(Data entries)
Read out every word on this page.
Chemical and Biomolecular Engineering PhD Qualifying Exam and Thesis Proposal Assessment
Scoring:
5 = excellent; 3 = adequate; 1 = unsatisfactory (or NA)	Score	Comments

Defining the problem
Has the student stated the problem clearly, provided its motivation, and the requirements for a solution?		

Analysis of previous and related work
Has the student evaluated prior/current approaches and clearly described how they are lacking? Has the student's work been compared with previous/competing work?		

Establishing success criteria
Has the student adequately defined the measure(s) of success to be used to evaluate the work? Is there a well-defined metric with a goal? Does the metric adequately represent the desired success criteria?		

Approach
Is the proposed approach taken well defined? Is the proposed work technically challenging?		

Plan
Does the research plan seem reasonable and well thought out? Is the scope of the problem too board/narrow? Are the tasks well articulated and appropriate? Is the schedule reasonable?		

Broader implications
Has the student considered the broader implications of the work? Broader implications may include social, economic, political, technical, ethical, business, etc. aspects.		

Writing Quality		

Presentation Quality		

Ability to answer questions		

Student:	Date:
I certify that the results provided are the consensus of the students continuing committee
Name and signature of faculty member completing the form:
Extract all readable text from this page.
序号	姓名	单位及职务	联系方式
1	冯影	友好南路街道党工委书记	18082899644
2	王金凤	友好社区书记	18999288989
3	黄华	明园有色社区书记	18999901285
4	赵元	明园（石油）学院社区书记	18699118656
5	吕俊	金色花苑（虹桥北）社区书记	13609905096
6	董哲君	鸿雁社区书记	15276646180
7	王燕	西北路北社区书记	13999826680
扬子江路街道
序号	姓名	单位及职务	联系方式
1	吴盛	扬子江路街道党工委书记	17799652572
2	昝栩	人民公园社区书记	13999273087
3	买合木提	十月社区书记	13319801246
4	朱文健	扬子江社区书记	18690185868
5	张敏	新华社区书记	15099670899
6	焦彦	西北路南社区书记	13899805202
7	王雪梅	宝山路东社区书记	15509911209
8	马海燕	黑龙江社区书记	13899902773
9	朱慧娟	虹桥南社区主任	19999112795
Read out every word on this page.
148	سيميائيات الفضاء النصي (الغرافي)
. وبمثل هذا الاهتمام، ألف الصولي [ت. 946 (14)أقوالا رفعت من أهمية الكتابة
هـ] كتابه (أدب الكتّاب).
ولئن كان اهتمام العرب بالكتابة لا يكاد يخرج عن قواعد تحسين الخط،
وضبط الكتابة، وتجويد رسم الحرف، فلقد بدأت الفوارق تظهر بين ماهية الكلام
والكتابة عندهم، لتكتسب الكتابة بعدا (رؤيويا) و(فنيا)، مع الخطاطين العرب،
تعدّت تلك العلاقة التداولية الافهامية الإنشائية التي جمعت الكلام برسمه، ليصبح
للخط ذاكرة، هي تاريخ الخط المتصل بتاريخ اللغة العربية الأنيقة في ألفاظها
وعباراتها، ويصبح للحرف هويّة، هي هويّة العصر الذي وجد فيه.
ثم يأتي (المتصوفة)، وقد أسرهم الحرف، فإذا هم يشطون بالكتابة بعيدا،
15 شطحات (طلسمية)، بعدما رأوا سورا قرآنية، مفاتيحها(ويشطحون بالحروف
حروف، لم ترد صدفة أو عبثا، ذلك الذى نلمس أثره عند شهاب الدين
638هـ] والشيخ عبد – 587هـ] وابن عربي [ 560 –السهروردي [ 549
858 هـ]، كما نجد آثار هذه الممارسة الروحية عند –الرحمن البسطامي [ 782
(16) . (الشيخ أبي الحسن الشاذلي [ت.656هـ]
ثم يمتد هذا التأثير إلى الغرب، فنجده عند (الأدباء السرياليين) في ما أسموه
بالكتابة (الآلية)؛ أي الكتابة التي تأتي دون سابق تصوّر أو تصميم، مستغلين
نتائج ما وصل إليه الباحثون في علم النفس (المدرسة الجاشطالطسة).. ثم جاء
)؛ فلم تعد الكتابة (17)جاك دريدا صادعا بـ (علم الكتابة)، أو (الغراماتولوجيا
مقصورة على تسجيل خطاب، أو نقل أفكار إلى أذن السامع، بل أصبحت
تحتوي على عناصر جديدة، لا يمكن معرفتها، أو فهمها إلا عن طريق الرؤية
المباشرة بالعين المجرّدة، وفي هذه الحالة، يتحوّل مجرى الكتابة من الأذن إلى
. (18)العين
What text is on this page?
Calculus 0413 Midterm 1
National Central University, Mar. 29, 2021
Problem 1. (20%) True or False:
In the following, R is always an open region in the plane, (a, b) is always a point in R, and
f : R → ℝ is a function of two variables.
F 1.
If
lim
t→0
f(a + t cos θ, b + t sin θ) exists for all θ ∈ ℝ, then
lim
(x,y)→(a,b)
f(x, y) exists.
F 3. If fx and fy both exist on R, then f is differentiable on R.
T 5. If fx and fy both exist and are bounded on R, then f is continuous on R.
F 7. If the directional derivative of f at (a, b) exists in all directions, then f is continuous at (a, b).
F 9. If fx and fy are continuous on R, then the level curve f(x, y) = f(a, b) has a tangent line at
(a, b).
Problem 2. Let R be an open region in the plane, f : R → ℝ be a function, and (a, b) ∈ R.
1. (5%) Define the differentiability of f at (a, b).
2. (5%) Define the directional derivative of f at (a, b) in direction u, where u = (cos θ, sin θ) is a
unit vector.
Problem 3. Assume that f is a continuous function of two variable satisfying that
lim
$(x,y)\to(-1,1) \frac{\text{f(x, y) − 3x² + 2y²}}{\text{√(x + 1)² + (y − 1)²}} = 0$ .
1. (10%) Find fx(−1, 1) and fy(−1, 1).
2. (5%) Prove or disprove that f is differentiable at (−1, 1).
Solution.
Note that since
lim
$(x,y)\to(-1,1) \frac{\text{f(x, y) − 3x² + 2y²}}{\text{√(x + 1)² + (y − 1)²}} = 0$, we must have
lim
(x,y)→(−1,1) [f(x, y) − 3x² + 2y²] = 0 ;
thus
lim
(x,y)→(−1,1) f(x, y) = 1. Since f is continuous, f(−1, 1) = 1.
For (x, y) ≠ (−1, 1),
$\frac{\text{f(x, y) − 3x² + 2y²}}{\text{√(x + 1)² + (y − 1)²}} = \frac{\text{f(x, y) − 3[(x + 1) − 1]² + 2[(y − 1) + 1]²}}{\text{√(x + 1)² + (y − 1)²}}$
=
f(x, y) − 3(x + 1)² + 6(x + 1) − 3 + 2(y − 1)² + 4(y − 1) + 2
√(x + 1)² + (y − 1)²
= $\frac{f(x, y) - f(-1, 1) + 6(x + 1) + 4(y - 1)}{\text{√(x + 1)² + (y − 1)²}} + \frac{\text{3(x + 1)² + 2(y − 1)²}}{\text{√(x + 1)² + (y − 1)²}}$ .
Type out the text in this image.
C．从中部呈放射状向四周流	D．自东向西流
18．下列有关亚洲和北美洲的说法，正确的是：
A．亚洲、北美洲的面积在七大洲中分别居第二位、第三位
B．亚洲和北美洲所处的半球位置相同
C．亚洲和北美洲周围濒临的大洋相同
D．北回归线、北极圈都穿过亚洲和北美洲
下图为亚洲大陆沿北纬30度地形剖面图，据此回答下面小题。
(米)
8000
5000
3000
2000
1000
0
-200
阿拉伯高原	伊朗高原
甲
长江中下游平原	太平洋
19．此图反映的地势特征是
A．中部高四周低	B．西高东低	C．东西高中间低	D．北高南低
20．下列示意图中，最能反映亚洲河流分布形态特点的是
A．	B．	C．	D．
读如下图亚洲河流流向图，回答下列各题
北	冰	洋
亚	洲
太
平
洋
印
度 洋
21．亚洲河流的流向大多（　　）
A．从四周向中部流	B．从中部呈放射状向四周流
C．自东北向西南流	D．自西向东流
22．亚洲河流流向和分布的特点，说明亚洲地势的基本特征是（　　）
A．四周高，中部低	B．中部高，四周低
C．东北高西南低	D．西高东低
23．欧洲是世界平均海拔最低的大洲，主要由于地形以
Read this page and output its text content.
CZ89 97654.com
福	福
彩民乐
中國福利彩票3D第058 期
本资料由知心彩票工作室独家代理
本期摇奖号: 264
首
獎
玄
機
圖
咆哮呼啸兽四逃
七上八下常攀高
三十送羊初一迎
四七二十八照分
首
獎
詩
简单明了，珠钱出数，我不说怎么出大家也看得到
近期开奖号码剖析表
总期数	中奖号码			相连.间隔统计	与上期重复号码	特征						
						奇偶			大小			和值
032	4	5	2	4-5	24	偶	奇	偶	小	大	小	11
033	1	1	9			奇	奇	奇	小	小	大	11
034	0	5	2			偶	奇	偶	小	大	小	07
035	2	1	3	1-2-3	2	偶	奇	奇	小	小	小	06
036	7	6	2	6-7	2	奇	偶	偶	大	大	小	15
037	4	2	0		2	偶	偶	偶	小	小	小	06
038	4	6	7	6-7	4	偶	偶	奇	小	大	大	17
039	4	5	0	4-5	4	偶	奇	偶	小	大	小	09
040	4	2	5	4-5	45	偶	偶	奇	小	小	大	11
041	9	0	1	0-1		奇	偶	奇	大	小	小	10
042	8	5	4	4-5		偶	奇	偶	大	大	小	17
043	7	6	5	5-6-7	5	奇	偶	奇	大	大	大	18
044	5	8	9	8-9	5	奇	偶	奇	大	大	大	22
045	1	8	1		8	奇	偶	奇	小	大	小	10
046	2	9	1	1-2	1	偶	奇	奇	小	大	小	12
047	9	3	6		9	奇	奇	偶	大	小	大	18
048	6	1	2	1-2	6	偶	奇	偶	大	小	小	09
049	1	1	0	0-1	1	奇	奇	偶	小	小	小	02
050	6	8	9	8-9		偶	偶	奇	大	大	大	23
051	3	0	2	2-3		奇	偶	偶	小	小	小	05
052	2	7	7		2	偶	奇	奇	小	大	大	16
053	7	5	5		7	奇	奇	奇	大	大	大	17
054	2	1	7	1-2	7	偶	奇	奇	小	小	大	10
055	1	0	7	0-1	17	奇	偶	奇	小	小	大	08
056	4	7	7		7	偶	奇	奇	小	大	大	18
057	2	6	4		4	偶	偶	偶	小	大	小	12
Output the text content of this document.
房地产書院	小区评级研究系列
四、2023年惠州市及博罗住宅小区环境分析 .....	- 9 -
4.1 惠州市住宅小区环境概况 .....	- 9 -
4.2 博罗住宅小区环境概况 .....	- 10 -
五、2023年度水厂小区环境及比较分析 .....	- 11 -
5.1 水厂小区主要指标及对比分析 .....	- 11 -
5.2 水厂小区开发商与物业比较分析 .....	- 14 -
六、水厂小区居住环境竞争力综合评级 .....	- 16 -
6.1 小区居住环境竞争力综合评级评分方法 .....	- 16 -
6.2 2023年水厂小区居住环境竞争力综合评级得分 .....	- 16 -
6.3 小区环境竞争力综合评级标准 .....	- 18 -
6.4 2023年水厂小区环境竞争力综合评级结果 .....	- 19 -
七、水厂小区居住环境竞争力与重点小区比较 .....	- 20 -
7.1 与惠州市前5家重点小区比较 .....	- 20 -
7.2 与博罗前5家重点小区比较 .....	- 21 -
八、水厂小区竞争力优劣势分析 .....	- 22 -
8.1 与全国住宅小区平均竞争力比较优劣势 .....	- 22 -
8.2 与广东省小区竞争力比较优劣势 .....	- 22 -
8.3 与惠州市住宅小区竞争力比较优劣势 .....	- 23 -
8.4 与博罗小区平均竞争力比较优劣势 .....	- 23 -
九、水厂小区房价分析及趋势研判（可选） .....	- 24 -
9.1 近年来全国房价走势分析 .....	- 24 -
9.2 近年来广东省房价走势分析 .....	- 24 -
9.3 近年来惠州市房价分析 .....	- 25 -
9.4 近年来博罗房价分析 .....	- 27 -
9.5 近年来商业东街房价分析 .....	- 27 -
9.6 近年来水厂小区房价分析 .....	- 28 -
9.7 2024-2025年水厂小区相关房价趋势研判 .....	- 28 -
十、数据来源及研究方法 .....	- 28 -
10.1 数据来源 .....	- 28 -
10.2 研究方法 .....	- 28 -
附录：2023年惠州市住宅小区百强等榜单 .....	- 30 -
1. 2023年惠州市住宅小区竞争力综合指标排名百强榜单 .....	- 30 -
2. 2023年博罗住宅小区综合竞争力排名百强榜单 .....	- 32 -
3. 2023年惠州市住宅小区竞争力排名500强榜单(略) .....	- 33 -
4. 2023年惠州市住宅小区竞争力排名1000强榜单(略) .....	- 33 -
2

#### Task brief:
From the listing above, copy out each line where the word "region" appears.

#### Exercise answer:
In the following, R is always an open region in the plane, (a, b) is always a point in R, and
Problem 2. Let R be an open region in the plane, f : R → ℝ be a function, and (a, b) ∈ R.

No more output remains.